Records to process:
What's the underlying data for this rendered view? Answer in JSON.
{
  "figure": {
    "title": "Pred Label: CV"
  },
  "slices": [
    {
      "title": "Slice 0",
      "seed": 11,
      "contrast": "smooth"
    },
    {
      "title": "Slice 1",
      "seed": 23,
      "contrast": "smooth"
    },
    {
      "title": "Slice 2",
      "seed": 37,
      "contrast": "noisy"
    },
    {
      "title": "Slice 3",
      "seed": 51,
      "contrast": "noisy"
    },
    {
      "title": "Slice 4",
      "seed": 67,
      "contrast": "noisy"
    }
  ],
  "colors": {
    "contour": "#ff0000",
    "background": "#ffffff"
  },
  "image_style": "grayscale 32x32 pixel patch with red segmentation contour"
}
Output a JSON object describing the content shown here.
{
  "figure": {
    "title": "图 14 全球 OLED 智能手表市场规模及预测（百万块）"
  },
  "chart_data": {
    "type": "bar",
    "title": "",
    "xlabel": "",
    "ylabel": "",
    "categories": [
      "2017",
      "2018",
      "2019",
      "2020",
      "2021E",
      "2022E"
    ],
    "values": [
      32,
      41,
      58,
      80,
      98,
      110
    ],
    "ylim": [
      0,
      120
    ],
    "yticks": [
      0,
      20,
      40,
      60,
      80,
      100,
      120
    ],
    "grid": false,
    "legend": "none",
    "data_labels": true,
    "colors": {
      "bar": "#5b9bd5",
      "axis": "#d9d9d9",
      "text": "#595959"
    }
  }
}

Task prompt: Return each line of the data exactly as written above.

Result of this exercise:
What's the underlying data for this rendered view? Answer in JSON.
{
  "figure": {
    "title": "Pred Label: CV"
  },
  "slices": [
    {
      "title": "Slice 0",
      "seed": 11,
      "contrast": "smooth"
    },
    {
      "title": "Slice 1",
      "seed": 23,
      "contrast": "smooth"
    },
    {
      "title": "Slice 2",
      "seed": 37,
      "contrast": "noisy"
    },
    {
      "title": "Slice 3",
      "seed": 51,
      "contrast": "noisy"
    },
    {
      "title": "Slice 4",
      "seed": 67,
      "contrast": "noisy"
    }
  ],
  "colors": {
    "contour": "#ff0000",
    "background": "#ffffff"
  },
  "image_style": "grayscale 32x32 pixel patch with red segmentation contour"
}
Output a JSON object describing the content shown here.
{
  "figure": {
    "title": "图 14 全球 OLED 智能手表市场规模及预测（百万块）"
  },
  "chart_data": {
    "type": "bar",
    "title": "",
    "xlabel": "",
    "ylabel": "",
    "categories": [
      "2017",
      "2018",
      "2019",
      "2020",
      "2021E",
      "2022E"
    ],
    "values": [
      32,
      41,
      58,
      80,
      98,
      110
    ],
    "ylim": [
      0,
      120
    ],
    "yticks": [
      0,
      20,
      40,
      60,
      80,
      100,
      120
    ],
    "grid": false,
    "legend": "none",
    "data_labels": true,
    "colors": {
      "bar": "#5b9bd5",
      "axis": "#d9d9d9",
      "text": "#595959"
    }
  }
}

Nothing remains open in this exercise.